Where the data below has the string "JSON", return the whole line.

* START LISTED ENTRIES *

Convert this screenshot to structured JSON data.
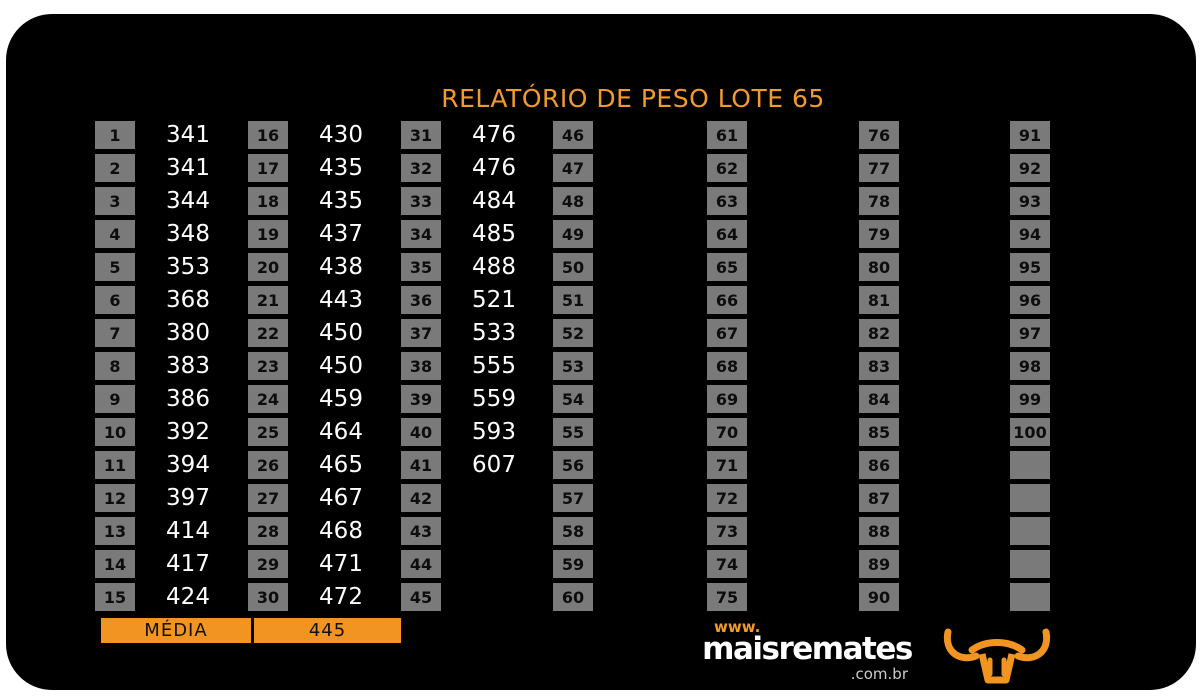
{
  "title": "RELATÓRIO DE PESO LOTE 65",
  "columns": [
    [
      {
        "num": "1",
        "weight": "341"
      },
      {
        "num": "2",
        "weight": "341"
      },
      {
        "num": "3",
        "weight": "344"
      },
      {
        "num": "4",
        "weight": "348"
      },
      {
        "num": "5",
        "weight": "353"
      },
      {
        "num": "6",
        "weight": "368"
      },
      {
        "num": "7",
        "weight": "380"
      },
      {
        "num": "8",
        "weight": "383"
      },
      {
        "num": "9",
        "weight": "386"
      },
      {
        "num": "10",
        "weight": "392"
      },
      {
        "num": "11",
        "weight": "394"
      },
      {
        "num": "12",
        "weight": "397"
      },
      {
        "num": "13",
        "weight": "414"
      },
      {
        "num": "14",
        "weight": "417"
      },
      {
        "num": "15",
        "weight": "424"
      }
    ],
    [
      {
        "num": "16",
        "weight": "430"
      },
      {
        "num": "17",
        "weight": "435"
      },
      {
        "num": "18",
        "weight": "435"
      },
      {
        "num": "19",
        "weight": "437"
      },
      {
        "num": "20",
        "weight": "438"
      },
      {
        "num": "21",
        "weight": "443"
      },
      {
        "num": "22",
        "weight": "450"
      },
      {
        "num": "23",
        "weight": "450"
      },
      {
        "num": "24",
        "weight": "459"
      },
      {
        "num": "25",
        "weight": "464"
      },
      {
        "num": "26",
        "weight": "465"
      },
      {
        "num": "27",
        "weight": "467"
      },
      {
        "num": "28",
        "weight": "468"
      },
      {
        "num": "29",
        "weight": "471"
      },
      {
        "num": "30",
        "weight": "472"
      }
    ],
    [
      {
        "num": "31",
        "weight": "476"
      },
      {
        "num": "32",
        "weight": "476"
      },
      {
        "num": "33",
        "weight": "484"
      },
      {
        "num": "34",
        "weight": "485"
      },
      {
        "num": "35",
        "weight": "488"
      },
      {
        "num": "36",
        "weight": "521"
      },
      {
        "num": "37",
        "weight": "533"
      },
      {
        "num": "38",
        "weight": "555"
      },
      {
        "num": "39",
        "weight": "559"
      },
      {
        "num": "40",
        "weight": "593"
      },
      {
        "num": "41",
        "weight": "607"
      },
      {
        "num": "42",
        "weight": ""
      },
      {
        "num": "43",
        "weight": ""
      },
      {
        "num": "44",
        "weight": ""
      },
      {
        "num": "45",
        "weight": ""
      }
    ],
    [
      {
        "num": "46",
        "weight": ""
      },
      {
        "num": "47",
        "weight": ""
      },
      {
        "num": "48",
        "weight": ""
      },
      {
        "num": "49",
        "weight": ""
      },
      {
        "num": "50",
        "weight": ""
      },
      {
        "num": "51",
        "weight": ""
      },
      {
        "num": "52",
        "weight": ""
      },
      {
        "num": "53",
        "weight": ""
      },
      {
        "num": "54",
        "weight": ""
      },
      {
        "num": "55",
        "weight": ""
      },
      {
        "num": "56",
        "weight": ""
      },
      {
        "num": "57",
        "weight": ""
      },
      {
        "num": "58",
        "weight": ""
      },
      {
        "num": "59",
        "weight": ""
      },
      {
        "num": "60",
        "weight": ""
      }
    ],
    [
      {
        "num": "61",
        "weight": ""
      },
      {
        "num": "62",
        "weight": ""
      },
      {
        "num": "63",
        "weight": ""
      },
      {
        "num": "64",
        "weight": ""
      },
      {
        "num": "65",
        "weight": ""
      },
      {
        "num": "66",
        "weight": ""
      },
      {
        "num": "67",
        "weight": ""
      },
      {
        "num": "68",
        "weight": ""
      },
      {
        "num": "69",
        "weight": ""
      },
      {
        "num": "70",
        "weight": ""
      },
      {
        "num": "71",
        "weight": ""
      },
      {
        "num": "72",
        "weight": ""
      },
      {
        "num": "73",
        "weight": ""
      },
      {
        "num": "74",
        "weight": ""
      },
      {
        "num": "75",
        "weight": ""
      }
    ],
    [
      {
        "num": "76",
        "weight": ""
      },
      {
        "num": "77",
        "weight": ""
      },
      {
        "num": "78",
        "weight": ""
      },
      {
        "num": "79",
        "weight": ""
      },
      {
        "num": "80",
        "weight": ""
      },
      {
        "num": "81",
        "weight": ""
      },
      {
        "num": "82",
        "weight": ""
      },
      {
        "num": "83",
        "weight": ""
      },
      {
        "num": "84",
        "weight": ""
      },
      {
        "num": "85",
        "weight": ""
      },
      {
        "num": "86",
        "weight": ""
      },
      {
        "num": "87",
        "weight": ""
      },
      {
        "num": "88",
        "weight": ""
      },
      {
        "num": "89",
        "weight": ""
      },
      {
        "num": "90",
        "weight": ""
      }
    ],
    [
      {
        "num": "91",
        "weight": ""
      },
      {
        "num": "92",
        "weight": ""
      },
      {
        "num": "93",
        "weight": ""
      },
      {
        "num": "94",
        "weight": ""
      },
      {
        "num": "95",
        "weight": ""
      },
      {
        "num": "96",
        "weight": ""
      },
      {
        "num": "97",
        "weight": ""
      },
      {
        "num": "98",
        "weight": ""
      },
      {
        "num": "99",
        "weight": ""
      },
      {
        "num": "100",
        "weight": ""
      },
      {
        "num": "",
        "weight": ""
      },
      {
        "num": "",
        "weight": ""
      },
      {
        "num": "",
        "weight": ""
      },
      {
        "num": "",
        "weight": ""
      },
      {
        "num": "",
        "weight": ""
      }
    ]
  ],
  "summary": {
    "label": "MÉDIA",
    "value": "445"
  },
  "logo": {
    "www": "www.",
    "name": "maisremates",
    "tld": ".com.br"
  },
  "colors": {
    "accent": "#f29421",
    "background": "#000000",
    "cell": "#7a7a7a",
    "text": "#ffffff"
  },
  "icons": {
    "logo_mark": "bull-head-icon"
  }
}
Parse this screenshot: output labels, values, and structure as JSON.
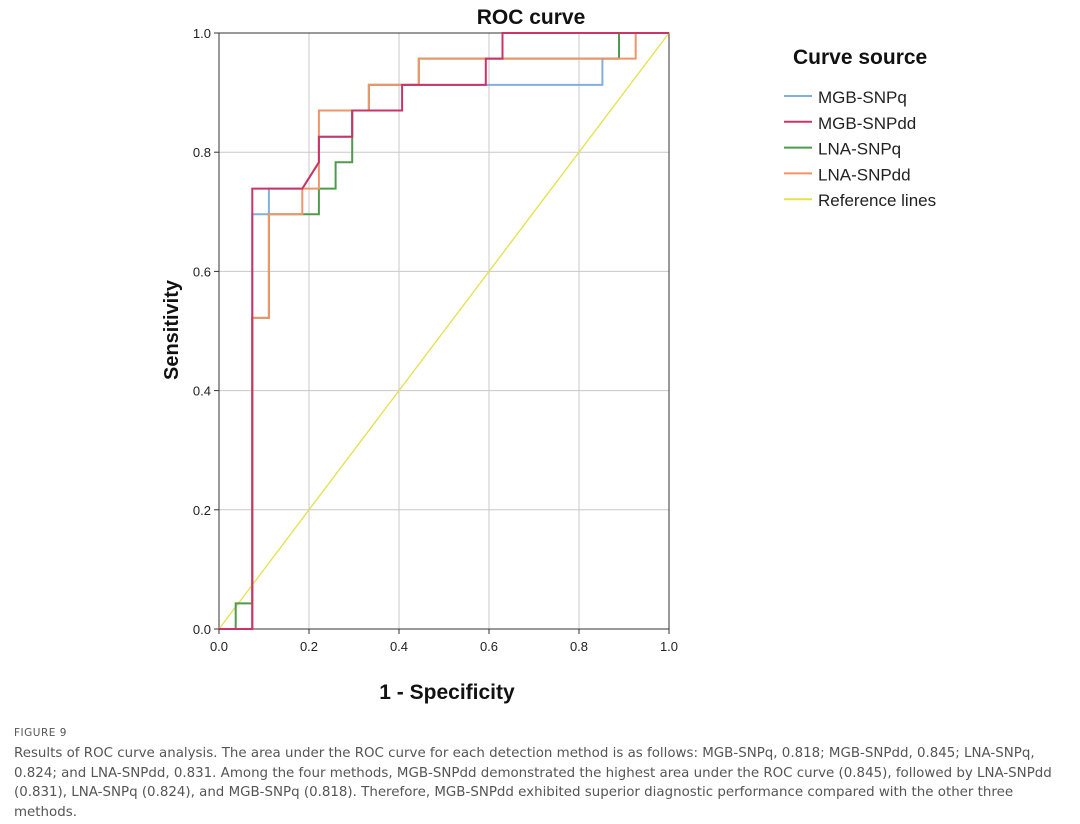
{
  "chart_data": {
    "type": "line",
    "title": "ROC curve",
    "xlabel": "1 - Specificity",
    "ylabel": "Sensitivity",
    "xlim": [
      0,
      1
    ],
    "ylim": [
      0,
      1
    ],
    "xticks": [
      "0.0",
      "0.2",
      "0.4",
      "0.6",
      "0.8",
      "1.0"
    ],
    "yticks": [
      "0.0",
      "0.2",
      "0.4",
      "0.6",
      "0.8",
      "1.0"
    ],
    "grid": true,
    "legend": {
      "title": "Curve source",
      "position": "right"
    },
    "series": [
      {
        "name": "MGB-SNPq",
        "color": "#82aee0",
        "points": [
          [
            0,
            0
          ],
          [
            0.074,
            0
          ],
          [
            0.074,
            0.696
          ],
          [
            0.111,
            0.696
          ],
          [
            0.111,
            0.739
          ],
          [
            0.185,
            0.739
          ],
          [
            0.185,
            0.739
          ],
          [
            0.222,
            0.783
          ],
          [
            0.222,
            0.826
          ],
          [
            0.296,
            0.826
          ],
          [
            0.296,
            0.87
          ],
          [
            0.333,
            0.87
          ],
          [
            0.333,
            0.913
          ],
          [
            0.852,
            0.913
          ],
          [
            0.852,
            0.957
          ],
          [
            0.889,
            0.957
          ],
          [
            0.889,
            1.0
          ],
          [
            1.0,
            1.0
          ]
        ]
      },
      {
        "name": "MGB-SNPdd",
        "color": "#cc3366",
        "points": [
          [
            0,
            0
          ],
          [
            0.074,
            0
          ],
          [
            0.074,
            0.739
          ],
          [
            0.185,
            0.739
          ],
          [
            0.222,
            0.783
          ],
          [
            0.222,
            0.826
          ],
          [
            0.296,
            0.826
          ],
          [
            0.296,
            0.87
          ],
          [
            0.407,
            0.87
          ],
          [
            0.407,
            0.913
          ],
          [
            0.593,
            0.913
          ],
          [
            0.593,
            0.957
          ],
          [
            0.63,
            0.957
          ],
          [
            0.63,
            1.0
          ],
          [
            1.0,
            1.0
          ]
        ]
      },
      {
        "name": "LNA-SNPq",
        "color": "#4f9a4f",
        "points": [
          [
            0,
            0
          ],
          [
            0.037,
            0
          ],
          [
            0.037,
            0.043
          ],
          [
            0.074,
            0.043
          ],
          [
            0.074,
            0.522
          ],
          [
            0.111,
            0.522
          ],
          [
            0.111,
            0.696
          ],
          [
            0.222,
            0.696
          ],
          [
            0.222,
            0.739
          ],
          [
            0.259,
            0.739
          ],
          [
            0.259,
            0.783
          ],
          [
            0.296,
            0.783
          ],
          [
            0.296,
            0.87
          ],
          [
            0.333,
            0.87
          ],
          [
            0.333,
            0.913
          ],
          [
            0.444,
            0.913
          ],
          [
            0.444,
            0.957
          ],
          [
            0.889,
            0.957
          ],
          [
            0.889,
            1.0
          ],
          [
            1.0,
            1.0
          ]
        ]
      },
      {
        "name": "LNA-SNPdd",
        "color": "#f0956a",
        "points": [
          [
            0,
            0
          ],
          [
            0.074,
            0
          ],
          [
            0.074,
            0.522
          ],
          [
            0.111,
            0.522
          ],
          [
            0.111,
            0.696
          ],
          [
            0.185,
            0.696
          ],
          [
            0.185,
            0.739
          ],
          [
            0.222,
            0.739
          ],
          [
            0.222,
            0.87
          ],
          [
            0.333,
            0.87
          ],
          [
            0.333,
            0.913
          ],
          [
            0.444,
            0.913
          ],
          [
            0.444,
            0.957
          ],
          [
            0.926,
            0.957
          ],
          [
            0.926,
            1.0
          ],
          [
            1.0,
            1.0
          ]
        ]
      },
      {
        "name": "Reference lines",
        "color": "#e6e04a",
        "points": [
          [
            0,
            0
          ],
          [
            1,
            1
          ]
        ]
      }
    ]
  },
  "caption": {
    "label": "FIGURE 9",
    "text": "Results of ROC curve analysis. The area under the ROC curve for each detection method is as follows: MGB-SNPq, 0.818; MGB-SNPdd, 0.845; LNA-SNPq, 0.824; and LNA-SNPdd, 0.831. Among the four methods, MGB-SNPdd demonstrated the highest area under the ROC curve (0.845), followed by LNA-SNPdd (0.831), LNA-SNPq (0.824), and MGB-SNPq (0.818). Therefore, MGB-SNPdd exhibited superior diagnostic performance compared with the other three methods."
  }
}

* END LISTED ENTRIES *

* **EXERCISE SOLUTION**
Convert this screenshot to structured JSON data.
Parse this screenshot: output labels, values, and structure as JSON.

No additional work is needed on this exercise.